§ Aim of the exercise
Exactly repeat the line that contains "Output the underlying", then every line after it up to and including the final line.

§ Data to process

↓

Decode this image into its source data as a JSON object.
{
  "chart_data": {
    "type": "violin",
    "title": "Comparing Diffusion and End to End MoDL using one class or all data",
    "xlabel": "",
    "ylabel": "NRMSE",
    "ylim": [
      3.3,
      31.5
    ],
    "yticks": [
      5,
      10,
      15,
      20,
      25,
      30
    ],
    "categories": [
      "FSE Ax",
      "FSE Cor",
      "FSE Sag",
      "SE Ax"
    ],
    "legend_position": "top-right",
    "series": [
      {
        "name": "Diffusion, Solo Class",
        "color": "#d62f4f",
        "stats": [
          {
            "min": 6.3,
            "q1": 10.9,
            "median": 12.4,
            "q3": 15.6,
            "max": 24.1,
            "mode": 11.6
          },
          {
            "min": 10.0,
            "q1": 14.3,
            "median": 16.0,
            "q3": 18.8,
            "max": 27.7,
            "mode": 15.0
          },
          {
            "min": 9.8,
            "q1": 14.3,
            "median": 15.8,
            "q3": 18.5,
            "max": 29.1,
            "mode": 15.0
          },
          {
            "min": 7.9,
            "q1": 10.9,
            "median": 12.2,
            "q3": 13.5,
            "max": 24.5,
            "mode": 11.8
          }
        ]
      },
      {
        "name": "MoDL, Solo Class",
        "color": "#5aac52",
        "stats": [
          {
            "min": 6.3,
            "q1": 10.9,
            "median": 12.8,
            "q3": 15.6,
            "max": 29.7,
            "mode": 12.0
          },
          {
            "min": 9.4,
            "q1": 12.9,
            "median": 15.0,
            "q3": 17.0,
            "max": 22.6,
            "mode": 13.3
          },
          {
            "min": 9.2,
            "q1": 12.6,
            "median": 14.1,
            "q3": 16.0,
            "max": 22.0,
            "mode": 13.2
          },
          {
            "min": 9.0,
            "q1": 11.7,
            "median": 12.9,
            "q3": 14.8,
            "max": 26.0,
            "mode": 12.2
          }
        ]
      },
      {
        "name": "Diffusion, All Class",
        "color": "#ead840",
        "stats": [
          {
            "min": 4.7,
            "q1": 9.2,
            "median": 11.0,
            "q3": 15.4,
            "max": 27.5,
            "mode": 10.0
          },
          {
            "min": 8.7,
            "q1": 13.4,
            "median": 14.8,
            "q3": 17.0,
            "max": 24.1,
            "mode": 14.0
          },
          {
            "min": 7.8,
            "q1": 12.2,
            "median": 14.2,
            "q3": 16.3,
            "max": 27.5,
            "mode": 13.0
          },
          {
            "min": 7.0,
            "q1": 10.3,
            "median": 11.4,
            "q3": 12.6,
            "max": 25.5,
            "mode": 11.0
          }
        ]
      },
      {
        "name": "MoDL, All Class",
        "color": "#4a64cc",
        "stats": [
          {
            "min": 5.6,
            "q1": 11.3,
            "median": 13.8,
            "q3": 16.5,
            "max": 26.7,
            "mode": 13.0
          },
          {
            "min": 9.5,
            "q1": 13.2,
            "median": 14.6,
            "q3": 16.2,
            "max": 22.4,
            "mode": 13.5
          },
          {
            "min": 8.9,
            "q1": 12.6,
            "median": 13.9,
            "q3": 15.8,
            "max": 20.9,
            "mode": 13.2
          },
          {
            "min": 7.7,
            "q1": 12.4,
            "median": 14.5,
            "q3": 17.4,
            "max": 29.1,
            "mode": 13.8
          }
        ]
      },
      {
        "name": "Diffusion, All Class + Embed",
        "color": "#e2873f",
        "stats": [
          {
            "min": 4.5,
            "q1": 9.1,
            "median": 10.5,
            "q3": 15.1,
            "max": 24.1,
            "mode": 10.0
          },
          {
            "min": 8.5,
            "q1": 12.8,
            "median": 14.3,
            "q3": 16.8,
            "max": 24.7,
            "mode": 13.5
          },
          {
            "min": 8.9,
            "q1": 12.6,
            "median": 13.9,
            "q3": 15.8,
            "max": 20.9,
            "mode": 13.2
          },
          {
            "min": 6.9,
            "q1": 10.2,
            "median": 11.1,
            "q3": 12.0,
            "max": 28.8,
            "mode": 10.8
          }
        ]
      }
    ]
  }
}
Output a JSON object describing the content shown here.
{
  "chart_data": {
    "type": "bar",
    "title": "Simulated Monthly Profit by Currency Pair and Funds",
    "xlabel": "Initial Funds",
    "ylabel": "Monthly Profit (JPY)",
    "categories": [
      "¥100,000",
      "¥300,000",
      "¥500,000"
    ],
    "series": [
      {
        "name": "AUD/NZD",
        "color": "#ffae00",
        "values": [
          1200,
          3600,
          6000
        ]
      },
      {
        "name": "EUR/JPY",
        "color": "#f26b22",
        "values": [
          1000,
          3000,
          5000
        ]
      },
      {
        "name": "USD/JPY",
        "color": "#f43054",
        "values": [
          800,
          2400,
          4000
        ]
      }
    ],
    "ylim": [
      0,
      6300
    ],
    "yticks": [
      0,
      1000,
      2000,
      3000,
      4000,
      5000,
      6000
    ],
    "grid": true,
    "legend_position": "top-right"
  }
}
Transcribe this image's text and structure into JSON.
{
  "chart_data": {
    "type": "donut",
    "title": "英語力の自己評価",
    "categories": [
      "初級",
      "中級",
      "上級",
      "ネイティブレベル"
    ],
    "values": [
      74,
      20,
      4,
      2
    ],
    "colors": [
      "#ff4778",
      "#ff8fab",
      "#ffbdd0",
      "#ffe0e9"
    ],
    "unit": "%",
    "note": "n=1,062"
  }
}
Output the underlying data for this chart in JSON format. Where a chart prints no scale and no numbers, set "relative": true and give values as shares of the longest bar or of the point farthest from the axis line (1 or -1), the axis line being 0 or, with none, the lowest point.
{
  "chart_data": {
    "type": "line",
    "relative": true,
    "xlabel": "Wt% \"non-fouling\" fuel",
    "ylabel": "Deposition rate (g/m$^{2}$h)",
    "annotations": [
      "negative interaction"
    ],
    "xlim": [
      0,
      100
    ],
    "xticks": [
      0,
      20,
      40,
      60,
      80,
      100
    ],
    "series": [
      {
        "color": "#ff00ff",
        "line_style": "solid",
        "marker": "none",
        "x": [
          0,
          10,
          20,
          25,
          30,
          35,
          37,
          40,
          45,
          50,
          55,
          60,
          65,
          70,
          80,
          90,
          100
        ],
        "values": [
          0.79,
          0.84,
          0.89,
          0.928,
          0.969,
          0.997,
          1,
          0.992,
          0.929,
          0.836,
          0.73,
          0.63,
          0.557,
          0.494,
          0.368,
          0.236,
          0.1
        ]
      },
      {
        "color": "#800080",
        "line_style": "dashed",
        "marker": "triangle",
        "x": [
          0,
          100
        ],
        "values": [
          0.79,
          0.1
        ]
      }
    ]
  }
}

↑

§ Expected output
Output the underlying data for this chart in JSON format. Where a chart prints no scale and no numbers, set "relative": true and give values as shares of the longest bar or of the point farthest from the axis line (1 or -1), the axis line being 0 or, with none, the lowest point.
{
  "chart_data": {
    "type": "line",
    "relative": true,
    "xlabel": "Wt% \"non-fouling\" fuel",
    "ylabel": "Deposition rate (g/m$^{2}$h)",
    "annotations": [
      "negative interaction"
    ],
    "xlim": [
      0,
      100
    ],
    "xticks": [
      0,
      20,
      40,
      60,
      80,
      100
    ],
    "series": [
      {
        "color": "#ff00ff",
        "line_style": "solid",
        "marker": "none",
        "x": [
          0,
          10,
          20,
          25,
          30,
          35,
          37,
          40,
          45,
          50,
          55,
          60,
          65,
          70,
          80,
          90,
          100
        ],
        "values": [
          0.79,
          0.84,
          0.89,
          0.928,
          0.969,
          0.997,
          1,
          0.992,
          0.929,
          0.836,
          0.73,
          0.63,
          0.557,
          0.494,
          0.368,
          0.236,
          0.1
        ]
      },
      {
        "color": "#800080",
        "line_style": "dashed",
        "marker": "triangle",
        "x": [
          0,
          100
        ],
        "values": [
          0.79,
          0.1
        ]
      }
    ]
  }
}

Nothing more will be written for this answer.